Data extracted from a collection
*****

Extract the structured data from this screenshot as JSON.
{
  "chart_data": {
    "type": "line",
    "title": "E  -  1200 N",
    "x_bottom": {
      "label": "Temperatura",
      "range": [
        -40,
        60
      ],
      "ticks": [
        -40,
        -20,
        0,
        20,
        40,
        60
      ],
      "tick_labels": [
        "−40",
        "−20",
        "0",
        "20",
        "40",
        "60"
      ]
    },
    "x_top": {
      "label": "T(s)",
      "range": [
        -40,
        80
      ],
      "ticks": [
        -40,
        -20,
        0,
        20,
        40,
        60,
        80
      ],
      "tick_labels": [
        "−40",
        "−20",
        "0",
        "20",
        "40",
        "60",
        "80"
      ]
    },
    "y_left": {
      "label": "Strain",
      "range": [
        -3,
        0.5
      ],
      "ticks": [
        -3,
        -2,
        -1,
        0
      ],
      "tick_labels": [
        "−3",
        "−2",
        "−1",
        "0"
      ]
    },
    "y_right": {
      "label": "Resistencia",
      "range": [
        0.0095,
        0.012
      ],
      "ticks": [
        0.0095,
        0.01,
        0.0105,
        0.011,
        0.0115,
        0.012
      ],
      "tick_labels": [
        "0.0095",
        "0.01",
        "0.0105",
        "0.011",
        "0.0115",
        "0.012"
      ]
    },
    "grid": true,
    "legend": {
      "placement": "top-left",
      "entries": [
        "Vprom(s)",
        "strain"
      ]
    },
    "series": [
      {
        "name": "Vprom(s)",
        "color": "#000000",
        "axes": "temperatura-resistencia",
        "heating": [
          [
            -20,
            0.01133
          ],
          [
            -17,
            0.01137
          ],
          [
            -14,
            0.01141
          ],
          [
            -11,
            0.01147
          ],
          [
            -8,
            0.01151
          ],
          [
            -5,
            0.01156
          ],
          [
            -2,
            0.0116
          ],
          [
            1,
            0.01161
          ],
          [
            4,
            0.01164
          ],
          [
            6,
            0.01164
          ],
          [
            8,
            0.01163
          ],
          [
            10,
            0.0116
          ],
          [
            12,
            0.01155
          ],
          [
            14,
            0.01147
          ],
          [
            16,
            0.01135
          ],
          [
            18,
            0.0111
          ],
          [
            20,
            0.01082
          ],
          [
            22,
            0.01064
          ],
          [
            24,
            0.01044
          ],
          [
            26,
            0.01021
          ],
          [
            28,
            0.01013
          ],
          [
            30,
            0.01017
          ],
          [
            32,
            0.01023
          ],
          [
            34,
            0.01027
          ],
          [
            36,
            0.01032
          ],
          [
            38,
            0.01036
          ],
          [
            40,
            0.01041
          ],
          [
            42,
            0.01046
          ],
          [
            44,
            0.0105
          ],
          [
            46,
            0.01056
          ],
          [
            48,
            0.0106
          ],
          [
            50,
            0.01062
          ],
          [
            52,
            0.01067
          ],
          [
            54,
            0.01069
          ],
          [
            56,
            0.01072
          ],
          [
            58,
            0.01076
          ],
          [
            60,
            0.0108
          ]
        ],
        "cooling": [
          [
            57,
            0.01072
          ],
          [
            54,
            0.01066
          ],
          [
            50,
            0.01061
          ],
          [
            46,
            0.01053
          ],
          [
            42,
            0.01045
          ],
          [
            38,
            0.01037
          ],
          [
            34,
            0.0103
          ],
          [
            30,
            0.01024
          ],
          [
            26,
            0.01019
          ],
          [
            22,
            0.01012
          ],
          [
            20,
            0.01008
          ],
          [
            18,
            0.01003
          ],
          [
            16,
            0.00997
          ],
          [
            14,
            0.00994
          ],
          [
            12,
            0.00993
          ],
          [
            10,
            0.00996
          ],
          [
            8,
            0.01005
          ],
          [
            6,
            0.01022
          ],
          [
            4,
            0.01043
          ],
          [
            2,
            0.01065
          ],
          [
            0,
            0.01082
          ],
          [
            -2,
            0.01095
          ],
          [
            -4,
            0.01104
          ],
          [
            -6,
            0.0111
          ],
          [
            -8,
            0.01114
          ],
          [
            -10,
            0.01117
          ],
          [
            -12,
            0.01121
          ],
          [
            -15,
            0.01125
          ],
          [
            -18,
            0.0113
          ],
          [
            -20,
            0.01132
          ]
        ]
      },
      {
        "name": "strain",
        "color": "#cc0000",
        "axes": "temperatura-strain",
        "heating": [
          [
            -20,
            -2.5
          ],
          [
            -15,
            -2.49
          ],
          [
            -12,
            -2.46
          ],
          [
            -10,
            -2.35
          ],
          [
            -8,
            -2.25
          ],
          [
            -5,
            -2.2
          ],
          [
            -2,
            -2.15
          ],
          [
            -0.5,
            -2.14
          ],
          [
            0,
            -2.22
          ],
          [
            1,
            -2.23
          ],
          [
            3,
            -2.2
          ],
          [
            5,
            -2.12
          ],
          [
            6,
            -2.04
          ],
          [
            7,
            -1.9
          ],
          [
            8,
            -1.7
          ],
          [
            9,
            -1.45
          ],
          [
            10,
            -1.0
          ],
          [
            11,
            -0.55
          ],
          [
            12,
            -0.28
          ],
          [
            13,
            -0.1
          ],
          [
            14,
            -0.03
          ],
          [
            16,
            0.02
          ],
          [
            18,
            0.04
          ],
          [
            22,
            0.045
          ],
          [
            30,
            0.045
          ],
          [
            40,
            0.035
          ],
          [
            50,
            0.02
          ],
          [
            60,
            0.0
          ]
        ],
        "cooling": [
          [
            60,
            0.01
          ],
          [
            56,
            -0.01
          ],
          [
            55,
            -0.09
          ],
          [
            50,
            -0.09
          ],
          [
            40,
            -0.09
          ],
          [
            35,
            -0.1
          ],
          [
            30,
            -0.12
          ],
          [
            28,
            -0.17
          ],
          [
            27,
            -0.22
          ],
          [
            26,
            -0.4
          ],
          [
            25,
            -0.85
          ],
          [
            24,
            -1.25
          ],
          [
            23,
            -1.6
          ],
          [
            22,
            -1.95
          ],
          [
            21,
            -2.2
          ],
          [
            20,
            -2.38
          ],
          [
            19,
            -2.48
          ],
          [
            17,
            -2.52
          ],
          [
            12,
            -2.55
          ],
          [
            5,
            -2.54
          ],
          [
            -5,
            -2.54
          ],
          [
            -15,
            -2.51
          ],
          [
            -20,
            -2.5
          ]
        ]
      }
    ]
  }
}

*****

## Goal
Repeat the data verbatim.

## Written response
Extract the structured data from this screenshot as JSON.
{
  "chart_data": {
    "type": "line",
    "title": "E  -  1200 N",
    "x_bottom": {
      "label": "Temperatura",
      "range": [
        -40,
        60
      ],
      "ticks": [
        -40,
        -20,
        0,
        20,
        40,
        60
      ],
      "tick_labels": [
        "−40",
        "−20",
        "0",
        "20",
        "40",
        "60"
      ]
    },
    "x_top": {
      "label": "T(s)",
      "range": [
        -40,
        80
      ],
      "ticks": [
        -40,
        -20,
        0,
        20,
        40,
        60,
        80
      ],
      "tick_labels": [
        "−40",
        "−20",
        "0",
        "20",
        "40",
        "60",
        "80"
      ]
    },
    "y_left": {
      "label": "Strain",
      "range": [
        -3,
        0.5
      ],
      "ticks": [
        -3,
        -2,
        -1,
        0
      ],
      "tick_labels": [
        "−3",
        "−2",
        "−1",
        "0"
      ]
    },
    "y_right": {
      "label": "Resistencia",
      "range": [
        0.0095,
        0.012
      ],
      "ticks": [
        0.0095,
        0.01,
        0.0105,
        0.011,
        0.0115,
        0.012
      ],
      "tick_labels": [
        "0.0095",
        "0.01",
        "0.0105",
        "0.011",
        "0.0115",
        "0.012"
      ]
    },
    "grid": true,
    "legend": {
      "placement": "top-left",
      "entries": [
        "Vprom(s)",
        "strain"
      ]
    },
    "series": [
      {
        "name": "Vprom(s)",
        "color": "#000000",
        "axes": "temperatura-resistencia",
        "heating": [
          [
            -20,
            0.01133
          ],
          [
            -17,
            0.01137
          ],
          [
            -14,
            0.01141
          ],
          [
            -11,
            0.01147
          ],
          [
            -8,
            0.01151
          ],
          [
            -5,
            0.01156
          ],
          [
            -2,
            0.0116
          ],
          [
            1,
            0.01161
          ],
          [
            4,
            0.01164
          ],
          [
            6,
            0.01164
          ],
          [
            8,
            0.01163
          ],
          [
            10,
            0.0116
          ],
          [
            12,
            0.01155
          ],
          [
            14,
            0.01147
          ],
          [
            16,
            0.01135
          ],
          [
            18,
            0.0111
          ],
          [
            20,
            0.01082
          ],
          [
            22,
            0.01064
          ],
          [
            24,
            0.01044
          ],
          [
            26,
            0.01021
          ],
          [
            28,
            0.01013
          ],
          [
            30,
            0.01017
          ],
          [
            32,
            0.01023
          ],
          [
            34,
            0.01027
          ],
          [
            36,
            0.01032
          ],
          [
            38,
            0.01036
          ],
          [
            40,
            0.01041
          ],
          [
            42,
            0.01046
          ],
          [
            44,
            0.0105
          ],
          [
            46,
            0.01056
          ],
          [
            48,
            0.0106
          ],
          [
            50,
            0.01062
          ],
          [
            52,
            0.01067
          ],
          [
            54,
            0.01069
          ],
          [
            56,
            0.01072
          ],
          [
            58,
            0.01076
          ],
          [
            60,
            0.0108
          ]
        ],
        "cooling": [
          [
            57,
            0.01072
          ],
          [
            54,
            0.01066
          ],
          [
            50,
            0.01061
          ],
          [
            46,
            0.01053
          ],
          [
            42,
            0.01045
          ],
          [
            38,
            0.01037
          ],
          [
            34,
            0.0103
          ],
          [
            30,
            0.01024
          ],
          [
            26,
            0.01019
          ],
          [
            22,
            0.01012
          ],
          [
            20,
            0.01008
          ],
          [
            18,
            0.01003
          ],
          [
            16,
            0.00997
          ],
          [
            14,
            0.00994
          ],
          [
            12,
            0.00993
          ],
          [
            10,
            0.00996
          ],
          [
            8,
            0.01005
          ],
          [
            6,
            0.01022
          ],
          [
            4,
            0.01043
          ],
          [
            2,
            0.01065
          ],
          [
            0,
            0.01082
          ],
          [
            -2,
            0.01095
          ],
          [
            -4,
            0.01104
          ],
          [
            -6,
            0.0111
          ],
          [
            -8,
            0.01114
          ],
          [
            -10,
            0.01117
          ],
          [
            -12,
            0.01121
          ],
          [
            -15,
            0.01125
          ],
          [
            -18,
            0.0113
          ],
          [
            -20,
            0.01132
          ]
        ]
      },
      {
        "name": "strain",
        "color": "#cc0000",
        "axes": "temperatura-strain",
        "heating": [
          [
            -20,
            -2.5
          ],
          [
            -15,
            -2.49
          ],
          [
            -12,
            -2.46
          ],
          [
            -10,
            -2.35
          ],
          [
            -8,
            -2.25
          ],
          [
            -5,
            -2.2
          ],
          [
            -2,
            -2.15
          ],
          [
            -0.5,
            -2.14
          ],
          [
            0,
            -2.22
          ],
          [
            1,
            -2.23
          ],
          [
            3,
            -2.2
          ],
          [
            5,
            -2.12
          ],
          [
            6,
            -2.04
          ],
          [
            7,
            -1.9
          ],
          [
            8,
            -1.7
          ],
          [
            9,
            -1.45
          ],
          [
            10,
            -1.0
          ],
          [
            11,
            -0.55
          ],
          [
            12,
            -0.28
          ],
          [
            13,
            -0.1
          ],
          [
            14,
            -0.03
          ],
          [
            16,
            0.02
          ],
          [
            18,
            0.04
          ],
          [
            22,
            0.045
          ],
          [
            30,
            0.045
          ],
          [
            40,
            0.035
          ],
          [
            50,
            0.02
          ],
          [
            60,
            0.0
          ]
        ],
        "cooling": [
          [
            60,
            0.01
          ],
          [
            56,
            -0.01
          ],
          [
            55,
            -0.09
          ],
          [
            50,
            -0.09
          ],
          [
            40,
            -0.09
          ],
          [
            35,
            -0.1
          ],
          [
            30,
            -0.12
          ],
          [
            28,
            -0.17
          ],
          [
            27,
            -0.22
          ],
          [
            26,
            -0.4
          ],
          [
            25,
            -0.85
          ],
          [
            24,
            -1.25
          ],
          [
            23,
            -1.6
          ],
          [
            22,
            -1.95
          ],
          [
            21,
            -2.2
          ],
          [
            20,
            -2.38
          ],
          [
            19,
            -2.48
          ],
          [
            17,
            -2.52
          ],
          [
            12,
            -2.55
          ],
          [
            5,
            -2.54
          ],
          [
            -5,
            -2.54
          ],
          [
            -15,
            -2.51
          ],
          [
            -20,
            -2.5
          ]
        ]
      }
    ]
  }
}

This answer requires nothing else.